Reproduce all of the listing below without alteration.

══ Items ══

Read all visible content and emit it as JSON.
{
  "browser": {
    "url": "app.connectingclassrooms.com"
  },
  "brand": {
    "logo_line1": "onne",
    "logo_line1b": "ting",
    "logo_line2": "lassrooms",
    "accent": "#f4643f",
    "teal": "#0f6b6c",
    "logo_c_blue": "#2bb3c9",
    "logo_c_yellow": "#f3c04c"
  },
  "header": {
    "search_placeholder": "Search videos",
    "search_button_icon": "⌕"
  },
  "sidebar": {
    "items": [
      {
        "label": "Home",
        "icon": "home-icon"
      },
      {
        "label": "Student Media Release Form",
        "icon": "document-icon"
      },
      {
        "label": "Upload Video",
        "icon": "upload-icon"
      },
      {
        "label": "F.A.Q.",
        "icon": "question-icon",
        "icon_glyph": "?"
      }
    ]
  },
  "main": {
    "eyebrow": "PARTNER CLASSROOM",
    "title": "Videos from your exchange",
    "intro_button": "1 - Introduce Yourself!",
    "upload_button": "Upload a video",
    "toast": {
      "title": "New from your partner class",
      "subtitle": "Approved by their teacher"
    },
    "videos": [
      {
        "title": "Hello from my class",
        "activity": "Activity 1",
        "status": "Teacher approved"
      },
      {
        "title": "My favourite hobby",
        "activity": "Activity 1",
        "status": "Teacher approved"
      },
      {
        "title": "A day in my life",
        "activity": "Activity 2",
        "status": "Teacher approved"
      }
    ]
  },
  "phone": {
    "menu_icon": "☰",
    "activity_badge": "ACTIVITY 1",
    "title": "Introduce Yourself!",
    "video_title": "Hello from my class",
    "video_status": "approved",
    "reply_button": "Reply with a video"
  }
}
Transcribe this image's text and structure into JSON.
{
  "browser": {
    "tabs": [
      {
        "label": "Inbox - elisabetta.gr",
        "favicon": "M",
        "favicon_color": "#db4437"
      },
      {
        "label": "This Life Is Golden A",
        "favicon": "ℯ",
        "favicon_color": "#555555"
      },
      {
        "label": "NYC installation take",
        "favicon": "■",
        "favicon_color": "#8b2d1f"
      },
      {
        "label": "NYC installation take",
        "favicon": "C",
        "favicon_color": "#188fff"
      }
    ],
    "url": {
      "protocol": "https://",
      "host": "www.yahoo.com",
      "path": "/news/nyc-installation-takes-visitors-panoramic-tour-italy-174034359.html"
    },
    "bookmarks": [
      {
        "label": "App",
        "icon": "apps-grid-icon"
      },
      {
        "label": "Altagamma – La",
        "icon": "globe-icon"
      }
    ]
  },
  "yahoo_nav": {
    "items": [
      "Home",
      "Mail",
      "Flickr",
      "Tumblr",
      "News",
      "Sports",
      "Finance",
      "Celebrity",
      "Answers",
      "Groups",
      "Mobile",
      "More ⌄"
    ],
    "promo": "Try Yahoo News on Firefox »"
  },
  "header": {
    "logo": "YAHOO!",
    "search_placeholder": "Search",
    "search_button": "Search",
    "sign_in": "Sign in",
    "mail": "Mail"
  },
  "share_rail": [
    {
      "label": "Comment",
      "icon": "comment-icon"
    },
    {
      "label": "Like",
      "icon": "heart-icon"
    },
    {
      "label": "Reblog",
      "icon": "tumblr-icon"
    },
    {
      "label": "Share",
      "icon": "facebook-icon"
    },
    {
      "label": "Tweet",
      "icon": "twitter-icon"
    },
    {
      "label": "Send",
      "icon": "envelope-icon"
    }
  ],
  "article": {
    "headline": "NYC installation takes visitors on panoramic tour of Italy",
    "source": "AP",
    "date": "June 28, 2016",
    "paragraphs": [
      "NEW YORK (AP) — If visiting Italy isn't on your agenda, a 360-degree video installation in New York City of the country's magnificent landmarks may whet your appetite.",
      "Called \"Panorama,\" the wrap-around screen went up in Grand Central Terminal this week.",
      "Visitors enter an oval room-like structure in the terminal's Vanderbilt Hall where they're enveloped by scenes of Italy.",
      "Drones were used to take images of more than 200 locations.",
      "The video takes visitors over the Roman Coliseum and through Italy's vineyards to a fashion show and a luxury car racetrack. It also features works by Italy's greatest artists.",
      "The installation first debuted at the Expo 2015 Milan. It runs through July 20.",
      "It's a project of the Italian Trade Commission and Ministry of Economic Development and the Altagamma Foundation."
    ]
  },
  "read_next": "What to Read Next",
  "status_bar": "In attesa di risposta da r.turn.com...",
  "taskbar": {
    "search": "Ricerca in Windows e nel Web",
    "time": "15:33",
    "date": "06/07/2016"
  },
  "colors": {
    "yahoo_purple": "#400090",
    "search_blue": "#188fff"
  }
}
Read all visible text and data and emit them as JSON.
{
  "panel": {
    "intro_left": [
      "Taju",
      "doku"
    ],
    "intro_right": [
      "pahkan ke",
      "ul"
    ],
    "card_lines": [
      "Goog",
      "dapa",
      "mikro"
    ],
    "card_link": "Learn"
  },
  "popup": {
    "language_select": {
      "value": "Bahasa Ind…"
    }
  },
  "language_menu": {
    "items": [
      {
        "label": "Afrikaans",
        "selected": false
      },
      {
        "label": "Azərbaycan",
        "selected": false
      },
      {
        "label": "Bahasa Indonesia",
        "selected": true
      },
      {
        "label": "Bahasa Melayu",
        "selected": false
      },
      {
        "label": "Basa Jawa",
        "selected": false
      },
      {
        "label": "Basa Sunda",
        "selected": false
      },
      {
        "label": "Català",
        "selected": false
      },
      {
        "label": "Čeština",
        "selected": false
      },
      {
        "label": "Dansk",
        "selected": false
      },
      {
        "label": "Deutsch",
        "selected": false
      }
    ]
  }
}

═══

### Expected answer
Read all visible content and emit it as JSON.
{
  "browser": {
    "url": "app.connectingclassrooms.com"
  },
  "brand": {
    "logo_line1": "onne",
    "logo_line1b": "ting",
    "logo_line2": "lassrooms",
    "accent": "#f4643f",
    "teal": "#0f6b6c",
    "logo_c_blue": "#2bb3c9",
    "logo_c_yellow": "#f3c04c"
  },
  "header": {
    "search_placeholder": "Search videos",
    "search_button_icon": "⌕"
  },
  "sidebar": {
    "items": [
      {
        "label": "Home",
        "icon": "home-icon"
      },
      {
        "label": "Student Media Release Form",
        "icon": "document-icon"
      },
      {
        "label": "Upload Video",
        "icon": "upload-icon"
      },
      {
        "label": "F.A.Q.",
        "icon": "question-icon",
        "icon_glyph": "?"
      }
    ]
  },
  "main": {
    "eyebrow": "PARTNER CLASSROOM",
    "title": "Videos from your exchange",
    "intro_button": "1 - Introduce Yourself!",
    "upload_button": "Upload a video",
    "toast": {
      "title": "New from your partner class",
      "subtitle": "Approved by their teacher"
    },
    "videos": [
      {
        "title": "Hello from my class",
        "activity": "Activity 1",
        "status": "Teacher approved"
      },
      {
        "title": "My favourite hobby",
        "activity": "Activity 1",
        "status": "Teacher approved"
      },
      {
        "title": "A day in my life",
        "activity": "Activity 2",
        "status": "Teacher approved"
      }
    ]
  },
  "phone": {
    "menu_icon": "☰",
    "activity_badge": "ACTIVITY 1",
    "title": "Introduce Yourself!",
    "video_title": "Hello from my class",
    "video_status": "approved",
    "reply_button": "Reply with a video"
  }
}
Transcribe this image's text and structure into JSON.
{
  "browser": {
    "tabs": [
      {
        "label": "Inbox - elisabetta.gr",
        "favicon": "M",
        "favicon_color": "#db4437"
      },
      {
        "label": "This Life Is Golden A",
        "favicon": "ℯ",
        "favicon_color": "#555555"
      },
      {
        "label": "NYC installation take",
        "favicon": "■",
        "favicon_color": "#8b2d1f"
      },
      {
        "label": "NYC installation take",
        "favicon": "C",
        "favicon_color": "#188fff"
      }
    ],
    "url": {
      "protocol": "https://",
      "host": "www.yahoo.com",
      "path": "/news/nyc-installation-takes-visitors-panoramic-tour-italy-174034359.html"
    },
    "bookmarks": [
      {
        "label": "App",
        "icon": "apps-grid-icon"
      },
      {
        "label": "Altagamma – La",
        "icon": "globe-icon"
      }
    ]
  },
  "yahoo_nav": {
    "items": [
      "Home",
      "Mail",
      "Flickr",
      "Tumblr",
      "News",
      "Sports",
      "Finance",
      "Celebrity",
      "Answers",
      "Groups",
      "Mobile",
      "More ⌄"
    ],
    "promo": "Try Yahoo News on Firefox »"
  },
  "header": {
    "logo": "YAHOO!",
    "search_placeholder": "Search",
    "search_button": "Search",
    "sign_in": "Sign in",
    "mail": "Mail"
  },
  "share_rail": [
    {
      "label": "Comment",
      "icon": "comment-icon"
    },
    {
      "label": "Like",
      "icon": "heart-icon"
    },
    {
      "label": "Reblog",
      "icon": "tumblr-icon"
    },
    {
      "label": "Share",
      "icon": "facebook-icon"
    },
    {
      "label": "Tweet",
      "icon": "twitter-icon"
    },
    {
      "label": "Send",
      "icon": "envelope-icon"
    }
  ],
  "article": {
    "headline": "NYC installation takes visitors on panoramic tour of Italy",
    "source": "AP",
    "date": "June 28, 2016",
    "paragraphs": [
      "NEW YORK (AP) — If visiting Italy isn't on your agenda, a 360-degree video installation in New York City of the country's magnificent landmarks may whet your appetite.",
      "Called \"Panorama,\" the wrap-around screen went up in Grand Central Terminal this week.",
      "Visitors enter an oval room-like structure in the terminal's Vanderbilt Hall where they're enveloped by scenes of Italy.",
      "Drones were used to take images of more than 200 locations.",
      "The video takes visitors over the Roman Coliseum and through Italy's vineyards to a fashion show and a luxury car racetrack. It also features works by Italy's greatest artists.",
      "The installation first debuted at the Expo 2015 Milan. It runs through July 20.",
      "It's a project of the Italian Trade Commission and Ministry of Economic Development and the Altagamma Foundation."
    ]
  },
  "read_next": "What to Read Next",
  "status_bar": "In attesa di risposta da r.turn.com...",
  "taskbar": {
    "search": "Ricerca in Windows e nel Web",
    "time": "15:33",
    "date": "06/07/2016"
  },
  "colors": {
    "yahoo_purple": "#400090",
    "search_blue": "#188fff"
  }
}
Read all visible text and data and emit them as JSON.
{
  "panel": {
    "intro_left": [
      "Taju",
      "doku"
    ],
    "intro_right": [
      "pahkan ke",
      "ul"
    ],
    "card_lines": [
      "Goog",
      "dapa",
      "mikro"
    ],
    "card_link": "Learn"
  },
  "popup": {
    "language_select": {
      "value": "Bahasa Ind…"
    }
  },
  "language_menu": {
    "items": [
      {
        "label": "Afrikaans",
        "selected": false
      },
      {
        "label": "Azərbaycan",
        "selected": false
      },
      {
        "label": "Bahasa Indonesia",
        "selected": true
      },
      {
        "label": "Bahasa Melayu",
        "selected": false
      },
      {
        "label": "Basa Jawa",
        "selected": false
      },
      {
        "label": "Basa Sunda",
        "selected": false
      },
      {
        "label": "Català",
        "selected": false
      },
      {
        "label": "Čeština",
        "selected": false
      },
      {
        "label": "Dansk",
        "selected": false
      },
      {
        "label": "Deutsch",
        "selected": false
      }
    ]
  }
}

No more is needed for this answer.